### ITEMS
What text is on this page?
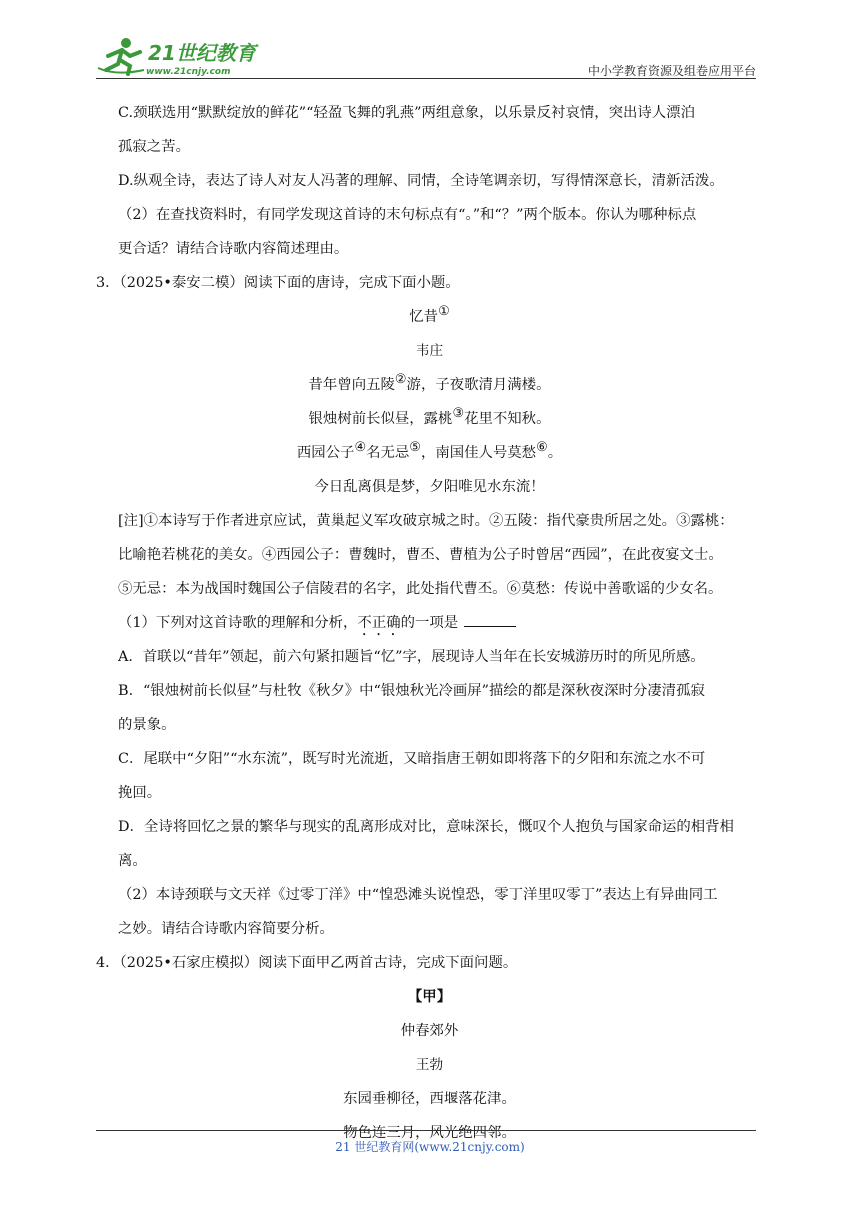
21世纪教育
www.21cnjy.com	中小学教育资源及组卷应用平台

C.颈联选用“默默绽放的鲜花”“轻盈飞舞的乳燕”两组意象，以乐景反衬哀情，突出诗人漂泊

孤寂之苦。

D.纵观全诗，表达了诗人对友人冯著的理解、同情，全诗笔调亲切，写得情深意长，清新活泼。

（2）在查找资料时，有同学发现这首诗的末句标点有“。”和“？”两个版本。你认为哪种标点

更合适？请结合诗歌内容简述理由。

3．（2025•泰安二模）阅读下面的唐诗，完成下面小题。

忆昔①

韦庄

昔年曾向五陵②游，子夜歌清月满楼。

银烛树前长似昼，露桃③花里不知秋。

西园公子④名无忌⑤，南国佳人号莫愁⑥。

今日乱离俱是梦，夕阳唯见水东流！

[注]①本诗写于作者进京应试，黄巢起义军攻破京城之时。②五陵：指代豪贵所居之处。③露桃：

比喻艳若桃花的美女。④西园公子：曹魏时，曹丕、曹植为公子时曾居“西园”，在此夜宴文士。

⑤无忌：本为战国时魏国公子信陵君的名字，此处指代曹丕。⑥莫愁：传说中善歌谣的少女名。

（1）下列对这首诗歌的理解和分析，不正确的一项是

A．首联以“昔年”领起，前六句紧扣题旨“忆”字，展现诗人当年在长安城游历时的所见所感。

B．“银烛树前长似昼”与杜牧《秋夕》中“银烛秋光冷画屏”描绘的都是深秋夜深时分凄清孤寂

的景象。

C．尾联中“夕阳”“水东流”，既写时光流逝，又暗指唐王朝如即将落下的夕阳和东流之水不可

挽回。

D．全诗将回忆之景的繁华与现实的乱离形成对比，意味深长，慨叹个人抱负与国家命运的相背相

离。

（2）本诗颈联与文天祥《过零丁洋》中“惶恐滩头说惶恐，零丁洋里叹零丁”表达上有异曲同工

之妙。请结合诗歌内容简要分析。

4．（2025•石家庄模拟）阅读下面甲乙两首古诗，完成下面问题。

【甲】

仲春郊外

王勃

东园垂柳径，西堰落花津。

物色连三月，风光绝四邻。

21 世纪教育网(www.21cnjy.com)
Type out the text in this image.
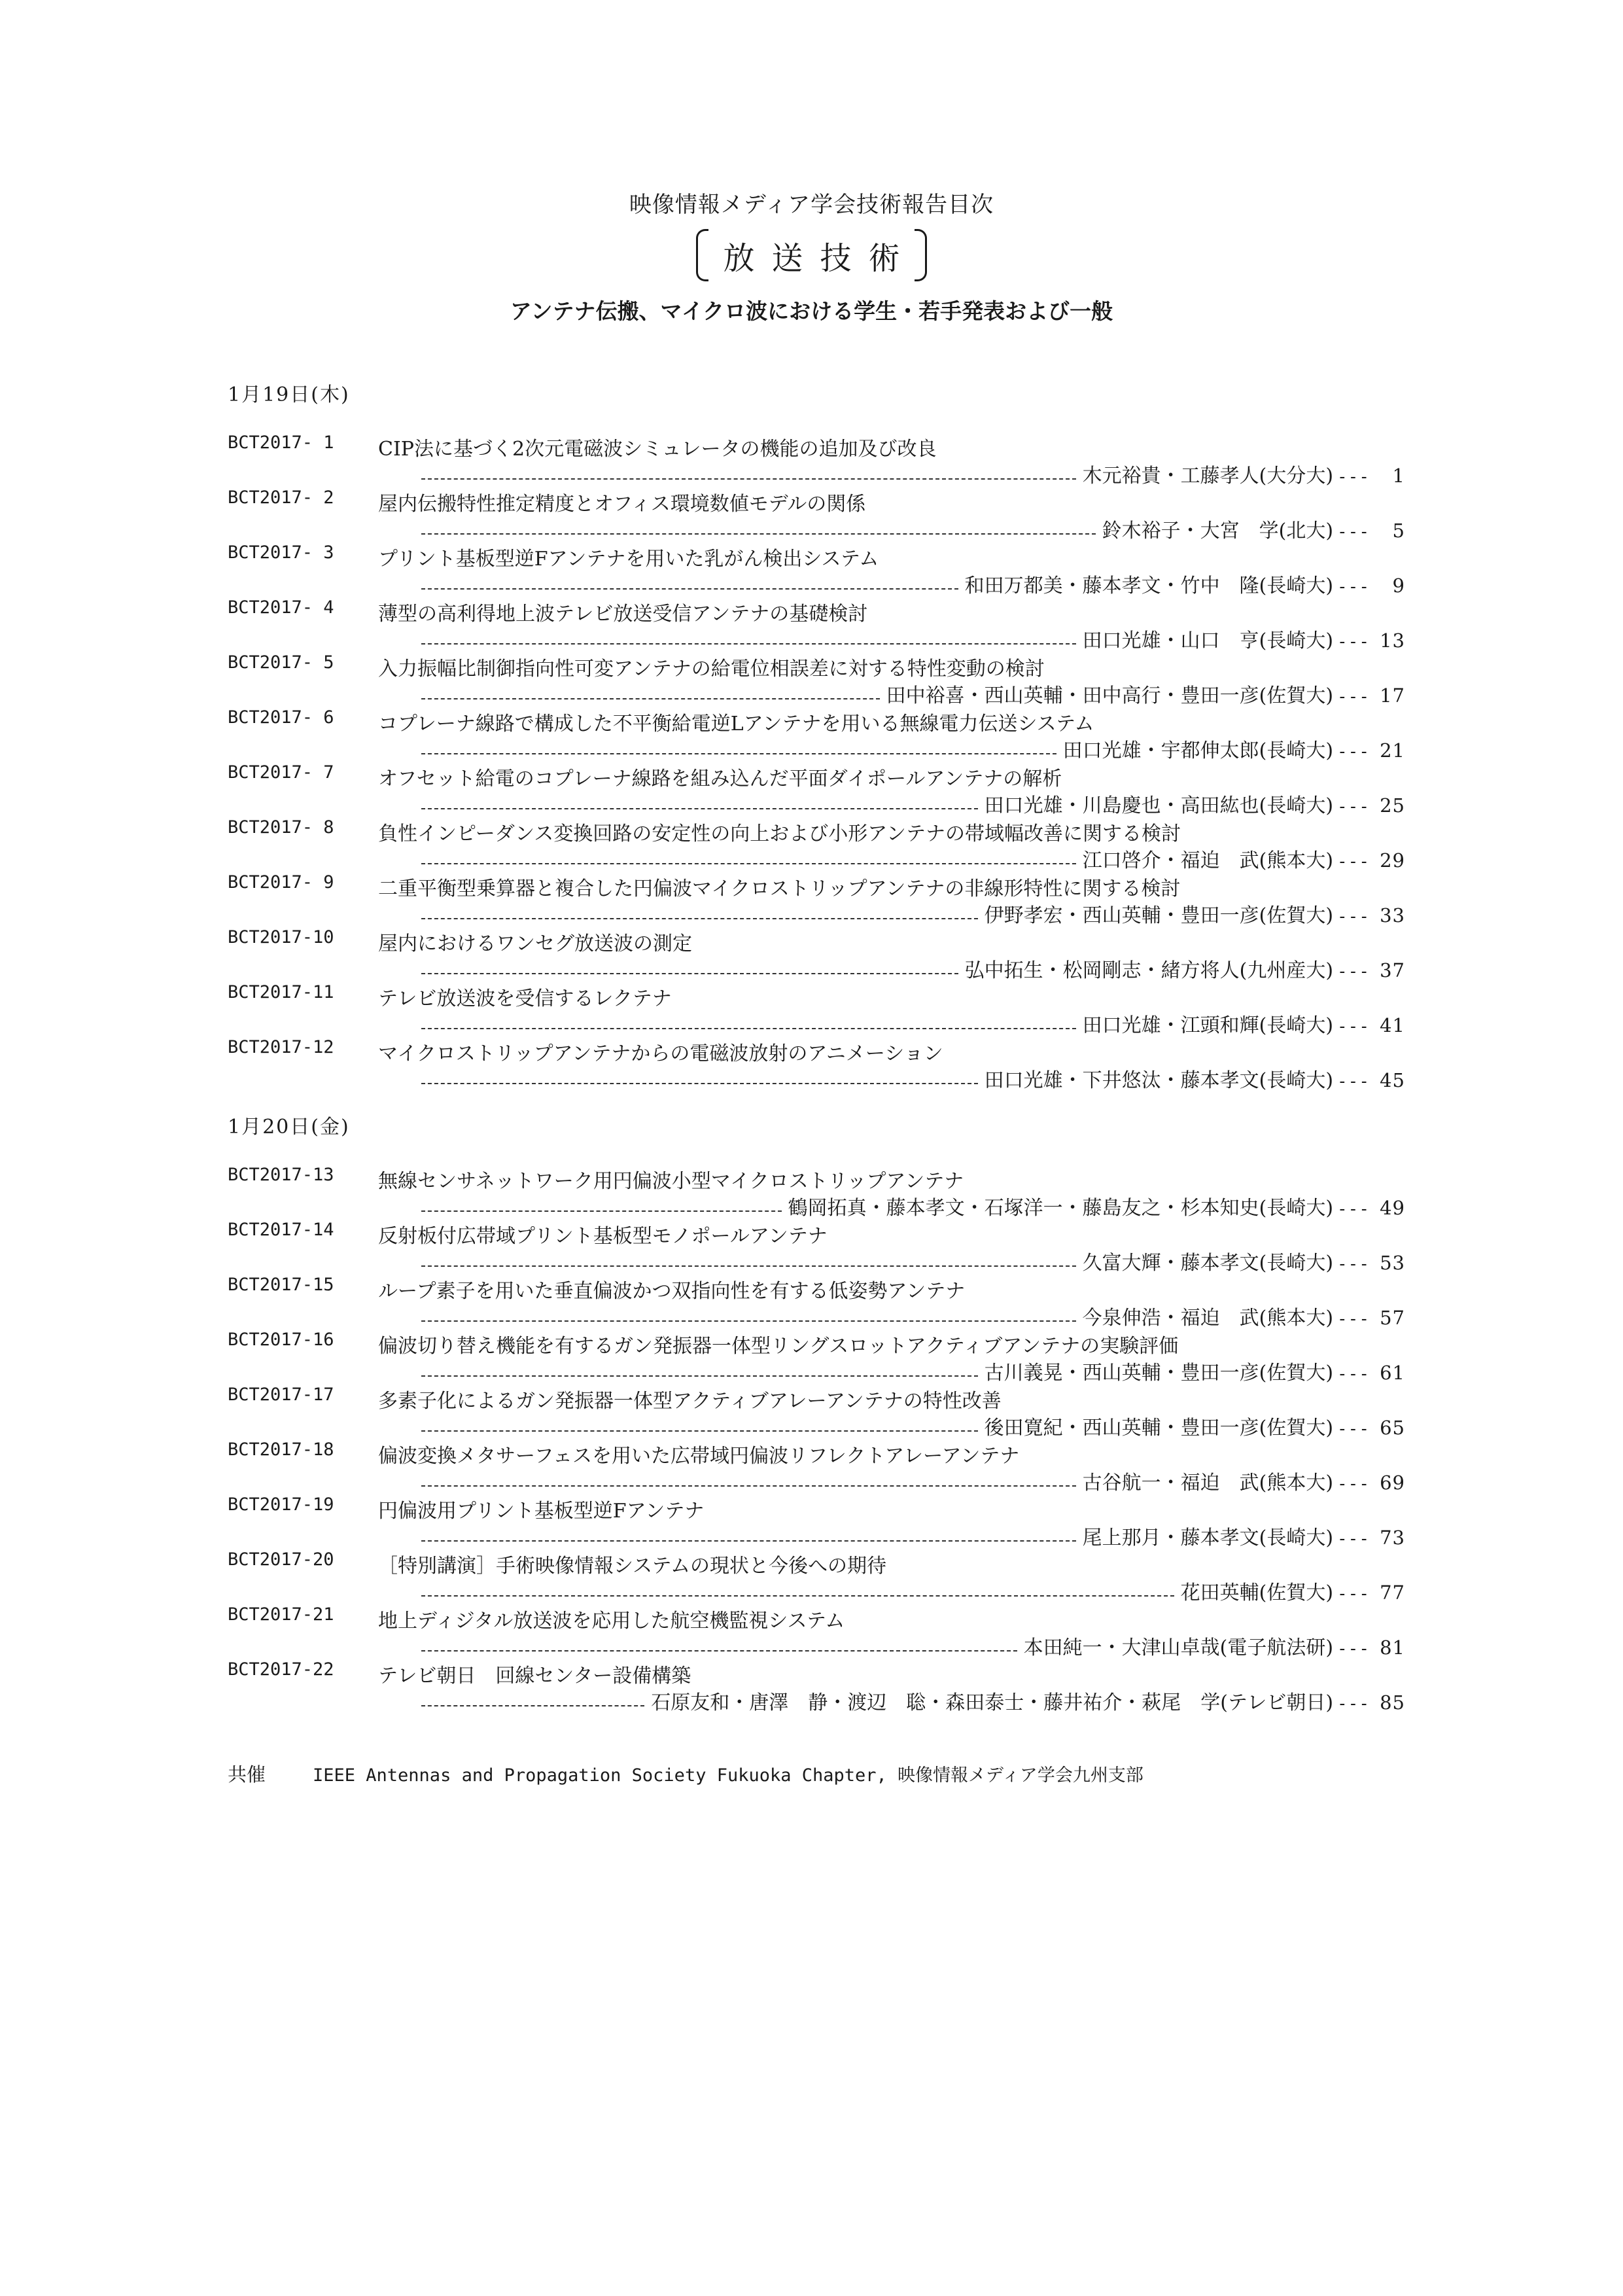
映像情報メディア学会技術報告目次
放送技術
アンテナ伝搬、マイクロ波における学生・若手発表および一般
1月19日(木)
BCT2017- 1 CIP法に基づく2次元電磁波シミュレータの機能の追加及び改良
木元裕貴・工藤孝人(大分大) --- 1
BCT2017- 2 屋内伝搬特性推定精度とオフィス環境数値モデルの関係
鈴木裕子・大宮　学(北大) --- 5
BCT2017- 3 プリント基板型逆Fアンテナを用いた乳がん検出システム
和田万都美・藤本孝文・竹中　隆(長崎大) --- 9
BCT2017- 4 薄型の高利得地上波テレビ放送受信アンテナの基礎検討
田口光雄・山口　亨(長崎大) --- 13
BCT2017- 5 入力振幅比制御指向性可変アンテナの給電位相誤差に対する特性変動の検討
田中裕喜・西山英輔・田中高行・豊田一彦(佐賀大) --- 17
BCT2017- 6 コプレーナ線路で構成した不平衡給電逆Lアンテナを用いる無線電力伝送システム
田口光雄・宇都伸太郎(長崎大) --- 21
BCT2017- 7 オフセット給電のコプレーナ線路を組み込んだ平面ダイポールアンテナの解析
田口光雄・川島慶也・高田紘也(長崎大) --- 25
BCT2017- 8 負性インピーダンス変換回路の安定性の向上および小形アンテナの帯域幅改善に関する検討
江口啓介・福迫　武(熊本大) --- 29
BCT2017- 9 二重平衡型乗算器と複合した円偏波マイクロストリップアンテナの非線形特性に関する検討
伊野孝宏・西山英輔・豊田一彦(佐賀大) --- 33
BCT2017-10 屋内におけるワンセグ放送波の測定
弘中拓生・松岡剛志・緒方将人(九州産大) --- 37
BCT2017-11 テレビ放送波を受信するレクテナ
田口光雄・江頭和輝(長崎大) --- 41
BCT2017-12 マイクロストリップアンテナからの電磁波放射のアニメーション
田口光雄・下井悠汰・藤本孝文(長崎大) --- 45
1月20日(金)
BCT2017-13 無線センサネットワーク用円偏波小型マイクロストリップアンテナ
鶴岡拓真・藤本孝文・石塚洋一・藤島友之・杉本知史(長崎大) --- 49
BCT2017-14 反射板付広帯域プリント基板型モノポールアンテナ
久富大輝・藤本孝文(長崎大) --- 53
BCT2017-15 ループ素子を用いた垂直偏波かつ双指向性を有する低姿勢アンテナ
今泉伸浩・福迫　武(熊本大) --- 57
BCT2017-16 偏波切り替え機能を有するガン発振器一体型リングスロットアクティブアンテナの実験評価
古川義晃・西山英輔・豊田一彦(佐賀大) --- 61
BCT2017-17 多素子化によるガン発振器一体型アクティブアレーアンテナの特性改善
後田寛紀・西山英輔・豊田一彦(佐賀大) --- 65
BCT2017-18 偏波変換メタサーフェスを用いた広帯域円偏波リフレクトアレーアンテナ
古谷航一・福迫　武(熊本大) --- 69
BCT2017-19 円偏波用プリント基板型逆Fアンテナ
尾上那月・藤本孝文(長崎大) --- 73
BCT2017-20 ［特別講演］手術映像情報システムの現状と今後への期待
花田英輔(佐賀大) --- 77
BCT2017-21 地上ディジタル放送波を応用した航空機監視システム
本田純一・大津山卓哉(電子航法研) --- 81
BCT2017-22 テレビ朝日　回線センター設備構築
石原友和・唐澤　静・渡辺　聡・森田泰士・藤井祐介・萩尾　学(テレビ朝日) --- 85
共催	IEEE Antennas and Propagation Society Fukuoka Chapter, 映像情報メディア学会九州支部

### WORK TO COMPLETE
Copy each line of the listing in which the word "银烛树前长似昼" can be found.

### RESULT OF THE TASK
银烛树前长似昼，露桃③花里不知秋。
B．“银烛树前长似昼”与杜牧《秋夕》中“银烛秋光冷画屏”描绘的都是深秋夜深时分凄清孤寂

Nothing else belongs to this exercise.